YOUR TASK: Can you copy out, unchanged, the stretch of the data from its very first line through the line containing "x-tick-label: 2015 (208, 501, 250, 519)", including both of those lines?
## start
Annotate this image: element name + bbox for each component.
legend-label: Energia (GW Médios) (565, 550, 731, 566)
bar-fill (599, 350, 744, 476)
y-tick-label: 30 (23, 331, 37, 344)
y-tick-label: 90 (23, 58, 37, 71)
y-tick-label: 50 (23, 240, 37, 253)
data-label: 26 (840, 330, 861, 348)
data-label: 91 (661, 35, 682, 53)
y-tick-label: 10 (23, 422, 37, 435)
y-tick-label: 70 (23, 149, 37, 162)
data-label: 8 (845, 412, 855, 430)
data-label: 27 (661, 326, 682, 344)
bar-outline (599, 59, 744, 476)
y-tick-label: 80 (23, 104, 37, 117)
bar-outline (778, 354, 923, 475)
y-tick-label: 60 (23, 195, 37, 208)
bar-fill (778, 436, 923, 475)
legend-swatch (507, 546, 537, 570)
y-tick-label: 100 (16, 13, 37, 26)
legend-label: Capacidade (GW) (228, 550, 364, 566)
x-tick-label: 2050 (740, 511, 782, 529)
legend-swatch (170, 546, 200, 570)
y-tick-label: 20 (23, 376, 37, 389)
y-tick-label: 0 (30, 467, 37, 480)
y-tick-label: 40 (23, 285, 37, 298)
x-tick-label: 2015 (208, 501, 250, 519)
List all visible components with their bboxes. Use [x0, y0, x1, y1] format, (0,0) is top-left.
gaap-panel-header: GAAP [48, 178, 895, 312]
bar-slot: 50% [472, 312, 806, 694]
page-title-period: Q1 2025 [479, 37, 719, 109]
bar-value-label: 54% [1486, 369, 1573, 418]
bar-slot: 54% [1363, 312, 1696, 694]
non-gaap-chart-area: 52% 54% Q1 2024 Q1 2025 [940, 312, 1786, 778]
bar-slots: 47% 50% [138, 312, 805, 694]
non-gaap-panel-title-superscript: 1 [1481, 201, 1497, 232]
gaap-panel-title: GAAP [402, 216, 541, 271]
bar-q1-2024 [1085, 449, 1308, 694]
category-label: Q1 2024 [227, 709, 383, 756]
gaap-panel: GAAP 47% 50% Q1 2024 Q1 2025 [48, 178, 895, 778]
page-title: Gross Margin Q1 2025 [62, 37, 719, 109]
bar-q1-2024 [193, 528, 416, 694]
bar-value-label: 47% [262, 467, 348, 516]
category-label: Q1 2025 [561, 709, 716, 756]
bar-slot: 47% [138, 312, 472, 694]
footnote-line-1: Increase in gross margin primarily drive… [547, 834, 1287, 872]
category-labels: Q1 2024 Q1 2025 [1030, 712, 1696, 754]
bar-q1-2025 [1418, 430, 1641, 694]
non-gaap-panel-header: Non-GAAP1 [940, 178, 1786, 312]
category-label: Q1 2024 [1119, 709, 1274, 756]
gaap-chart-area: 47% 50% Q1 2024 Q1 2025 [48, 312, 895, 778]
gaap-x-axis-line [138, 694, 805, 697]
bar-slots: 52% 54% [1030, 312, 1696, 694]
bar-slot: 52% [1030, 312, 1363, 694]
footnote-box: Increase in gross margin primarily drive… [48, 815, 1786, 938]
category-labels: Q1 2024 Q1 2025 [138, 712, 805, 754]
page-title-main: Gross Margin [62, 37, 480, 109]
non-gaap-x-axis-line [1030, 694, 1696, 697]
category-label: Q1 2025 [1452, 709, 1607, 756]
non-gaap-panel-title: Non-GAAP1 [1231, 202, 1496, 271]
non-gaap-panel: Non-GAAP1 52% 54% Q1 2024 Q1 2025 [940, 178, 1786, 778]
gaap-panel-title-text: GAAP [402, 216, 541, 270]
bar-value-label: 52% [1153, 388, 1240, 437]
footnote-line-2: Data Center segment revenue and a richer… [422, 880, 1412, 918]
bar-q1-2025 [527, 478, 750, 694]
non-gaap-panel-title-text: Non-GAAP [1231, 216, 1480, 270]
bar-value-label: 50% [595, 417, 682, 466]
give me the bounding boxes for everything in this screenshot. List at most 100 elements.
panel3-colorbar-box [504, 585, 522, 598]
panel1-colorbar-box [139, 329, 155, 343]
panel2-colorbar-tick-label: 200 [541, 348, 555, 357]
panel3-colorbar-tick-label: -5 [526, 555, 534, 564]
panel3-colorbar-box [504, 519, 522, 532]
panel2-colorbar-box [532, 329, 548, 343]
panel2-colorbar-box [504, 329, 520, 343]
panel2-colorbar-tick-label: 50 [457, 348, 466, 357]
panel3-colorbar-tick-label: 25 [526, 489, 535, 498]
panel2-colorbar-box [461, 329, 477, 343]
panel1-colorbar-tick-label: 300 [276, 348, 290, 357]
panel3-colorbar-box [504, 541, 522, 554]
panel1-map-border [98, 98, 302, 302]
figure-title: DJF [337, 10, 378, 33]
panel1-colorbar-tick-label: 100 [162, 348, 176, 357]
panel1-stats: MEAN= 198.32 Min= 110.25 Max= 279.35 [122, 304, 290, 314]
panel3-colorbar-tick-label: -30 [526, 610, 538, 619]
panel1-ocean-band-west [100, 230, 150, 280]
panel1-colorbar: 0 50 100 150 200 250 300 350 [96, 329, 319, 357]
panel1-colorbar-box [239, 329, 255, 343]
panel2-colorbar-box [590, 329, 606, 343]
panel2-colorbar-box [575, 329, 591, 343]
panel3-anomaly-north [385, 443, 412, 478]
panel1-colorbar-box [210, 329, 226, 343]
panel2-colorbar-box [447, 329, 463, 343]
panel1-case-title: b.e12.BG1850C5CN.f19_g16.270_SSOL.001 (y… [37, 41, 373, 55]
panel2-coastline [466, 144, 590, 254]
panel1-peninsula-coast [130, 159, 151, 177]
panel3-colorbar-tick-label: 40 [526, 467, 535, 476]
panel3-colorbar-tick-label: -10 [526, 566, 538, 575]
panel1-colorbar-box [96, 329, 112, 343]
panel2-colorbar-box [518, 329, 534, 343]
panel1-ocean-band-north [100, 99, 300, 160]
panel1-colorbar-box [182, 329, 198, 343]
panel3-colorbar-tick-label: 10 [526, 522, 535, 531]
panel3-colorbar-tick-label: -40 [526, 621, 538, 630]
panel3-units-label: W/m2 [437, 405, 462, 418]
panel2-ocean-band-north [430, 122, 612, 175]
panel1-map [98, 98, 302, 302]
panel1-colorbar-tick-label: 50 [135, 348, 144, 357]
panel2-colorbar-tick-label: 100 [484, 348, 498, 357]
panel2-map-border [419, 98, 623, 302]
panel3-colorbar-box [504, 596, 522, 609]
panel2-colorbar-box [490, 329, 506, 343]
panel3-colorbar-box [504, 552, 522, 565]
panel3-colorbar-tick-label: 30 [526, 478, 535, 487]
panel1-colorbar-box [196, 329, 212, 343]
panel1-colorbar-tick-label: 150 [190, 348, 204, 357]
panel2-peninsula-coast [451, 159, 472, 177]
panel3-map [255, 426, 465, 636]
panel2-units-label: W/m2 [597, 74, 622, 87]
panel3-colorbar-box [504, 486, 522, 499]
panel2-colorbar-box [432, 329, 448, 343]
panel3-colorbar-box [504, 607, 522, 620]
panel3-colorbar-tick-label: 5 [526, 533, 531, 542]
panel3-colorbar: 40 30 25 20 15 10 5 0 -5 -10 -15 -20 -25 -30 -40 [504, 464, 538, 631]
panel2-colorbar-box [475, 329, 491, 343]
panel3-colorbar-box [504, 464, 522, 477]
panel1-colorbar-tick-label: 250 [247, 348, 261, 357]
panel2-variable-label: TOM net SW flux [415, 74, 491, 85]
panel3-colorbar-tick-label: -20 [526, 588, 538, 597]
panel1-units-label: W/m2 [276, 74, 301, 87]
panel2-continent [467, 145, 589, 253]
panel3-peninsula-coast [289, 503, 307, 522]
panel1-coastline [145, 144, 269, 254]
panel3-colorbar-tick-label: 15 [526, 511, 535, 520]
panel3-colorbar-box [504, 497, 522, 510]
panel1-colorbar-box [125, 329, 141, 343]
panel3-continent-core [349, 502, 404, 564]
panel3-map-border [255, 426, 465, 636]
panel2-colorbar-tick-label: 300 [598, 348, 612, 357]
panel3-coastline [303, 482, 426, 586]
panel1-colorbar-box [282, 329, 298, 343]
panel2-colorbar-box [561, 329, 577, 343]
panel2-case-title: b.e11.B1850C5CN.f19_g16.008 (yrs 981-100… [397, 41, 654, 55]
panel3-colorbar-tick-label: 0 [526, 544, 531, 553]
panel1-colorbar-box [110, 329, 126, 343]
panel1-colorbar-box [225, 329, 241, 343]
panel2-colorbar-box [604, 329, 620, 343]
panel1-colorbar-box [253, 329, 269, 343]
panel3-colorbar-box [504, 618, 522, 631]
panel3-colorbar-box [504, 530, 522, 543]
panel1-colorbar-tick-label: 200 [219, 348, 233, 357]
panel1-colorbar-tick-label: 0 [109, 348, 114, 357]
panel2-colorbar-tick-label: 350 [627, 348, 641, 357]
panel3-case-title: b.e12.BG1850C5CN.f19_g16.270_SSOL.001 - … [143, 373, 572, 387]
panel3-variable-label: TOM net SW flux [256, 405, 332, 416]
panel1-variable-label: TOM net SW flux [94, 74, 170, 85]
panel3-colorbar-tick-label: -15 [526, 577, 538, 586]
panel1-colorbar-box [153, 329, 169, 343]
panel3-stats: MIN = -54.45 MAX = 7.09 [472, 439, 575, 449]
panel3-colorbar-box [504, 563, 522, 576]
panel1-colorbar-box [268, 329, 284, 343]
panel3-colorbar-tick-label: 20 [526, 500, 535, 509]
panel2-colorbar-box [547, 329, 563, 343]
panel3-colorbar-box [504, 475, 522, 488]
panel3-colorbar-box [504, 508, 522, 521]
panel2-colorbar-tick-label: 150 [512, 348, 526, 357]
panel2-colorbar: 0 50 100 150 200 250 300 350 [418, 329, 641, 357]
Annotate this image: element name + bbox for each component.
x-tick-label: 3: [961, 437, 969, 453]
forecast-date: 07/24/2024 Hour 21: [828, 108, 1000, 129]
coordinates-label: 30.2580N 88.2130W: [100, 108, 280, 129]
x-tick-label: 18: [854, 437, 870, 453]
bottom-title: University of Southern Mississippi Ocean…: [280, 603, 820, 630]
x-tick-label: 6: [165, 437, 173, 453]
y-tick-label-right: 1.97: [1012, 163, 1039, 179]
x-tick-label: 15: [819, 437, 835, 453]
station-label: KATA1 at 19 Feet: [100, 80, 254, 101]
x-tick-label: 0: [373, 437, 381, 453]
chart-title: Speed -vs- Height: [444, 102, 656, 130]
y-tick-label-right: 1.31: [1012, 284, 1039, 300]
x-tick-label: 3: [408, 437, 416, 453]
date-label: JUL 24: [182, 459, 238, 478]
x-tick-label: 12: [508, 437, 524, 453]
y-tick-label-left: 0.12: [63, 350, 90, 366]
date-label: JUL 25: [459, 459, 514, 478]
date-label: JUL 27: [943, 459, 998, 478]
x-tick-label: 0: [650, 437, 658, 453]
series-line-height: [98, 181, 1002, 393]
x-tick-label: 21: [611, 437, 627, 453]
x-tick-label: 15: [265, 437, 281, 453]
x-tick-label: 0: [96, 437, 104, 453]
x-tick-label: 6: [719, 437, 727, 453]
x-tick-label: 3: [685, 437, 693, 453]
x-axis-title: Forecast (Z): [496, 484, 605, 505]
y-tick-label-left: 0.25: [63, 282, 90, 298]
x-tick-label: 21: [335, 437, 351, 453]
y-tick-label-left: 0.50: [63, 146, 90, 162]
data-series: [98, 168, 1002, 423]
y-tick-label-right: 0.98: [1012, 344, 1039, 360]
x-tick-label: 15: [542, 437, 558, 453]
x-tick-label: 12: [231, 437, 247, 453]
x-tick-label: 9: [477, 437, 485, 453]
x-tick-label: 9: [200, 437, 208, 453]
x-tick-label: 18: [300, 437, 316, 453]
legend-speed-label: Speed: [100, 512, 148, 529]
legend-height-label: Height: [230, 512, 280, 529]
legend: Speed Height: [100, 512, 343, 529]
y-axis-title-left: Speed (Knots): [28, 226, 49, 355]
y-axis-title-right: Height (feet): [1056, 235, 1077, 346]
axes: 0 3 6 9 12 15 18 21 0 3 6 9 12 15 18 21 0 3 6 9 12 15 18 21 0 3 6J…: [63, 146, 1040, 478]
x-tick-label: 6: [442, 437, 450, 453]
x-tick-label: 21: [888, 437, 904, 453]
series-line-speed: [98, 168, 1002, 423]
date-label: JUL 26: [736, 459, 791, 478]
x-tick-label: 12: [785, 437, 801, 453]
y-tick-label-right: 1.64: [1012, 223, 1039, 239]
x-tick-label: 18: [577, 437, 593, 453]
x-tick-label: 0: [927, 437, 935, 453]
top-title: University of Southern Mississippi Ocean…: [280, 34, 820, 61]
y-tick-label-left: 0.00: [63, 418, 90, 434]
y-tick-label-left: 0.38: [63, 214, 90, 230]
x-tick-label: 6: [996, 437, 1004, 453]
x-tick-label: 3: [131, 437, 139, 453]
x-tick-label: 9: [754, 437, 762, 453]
## end
TASK RESPONSE:
Annotate this image: element name + bbox for each component.
legend-label: Energia (GW Médios) (565, 550, 731, 566)
bar-fill (599, 350, 744, 476)
y-tick-label: 30 (23, 331, 37, 344)
y-tick-label: 90 (23, 58, 37, 71)
y-tick-label: 50 (23, 240, 37, 253)
data-label: 26 (840, 330, 861, 348)
data-label: 91 (661, 35, 682, 53)
y-tick-label: 10 (23, 422, 37, 435)
y-tick-label: 70 (23, 149, 37, 162)
data-label: 8 (845, 412, 855, 430)
data-label: 27 (661, 326, 682, 344)
bar-outline (599, 59, 744, 476)
y-tick-label: 80 (23, 104, 37, 117)
bar-outline (778, 354, 923, 475)
y-tick-label: 60 (23, 195, 37, 208)
bar-fill (778, 436, 923, 475)
legend-swatch (507, 546, 537, 570)
y-tick-label: 100 (16, 13, 37, 26)
legend-label: Capacidade (GW) (228, 550, 364, 566)
x-tick-label: 2050 (740, 511, 782, 529)
legend-swatch (170, 546, 200, 570)
y-tick-label: 20 (23, 376, 37, 389)
y-tick-label: 0 (30, 467, 37, 480)
y-tick-label: 40 (23, 285, 37, 298)
x-tick-label: 2015 (208, 501, 250, 519)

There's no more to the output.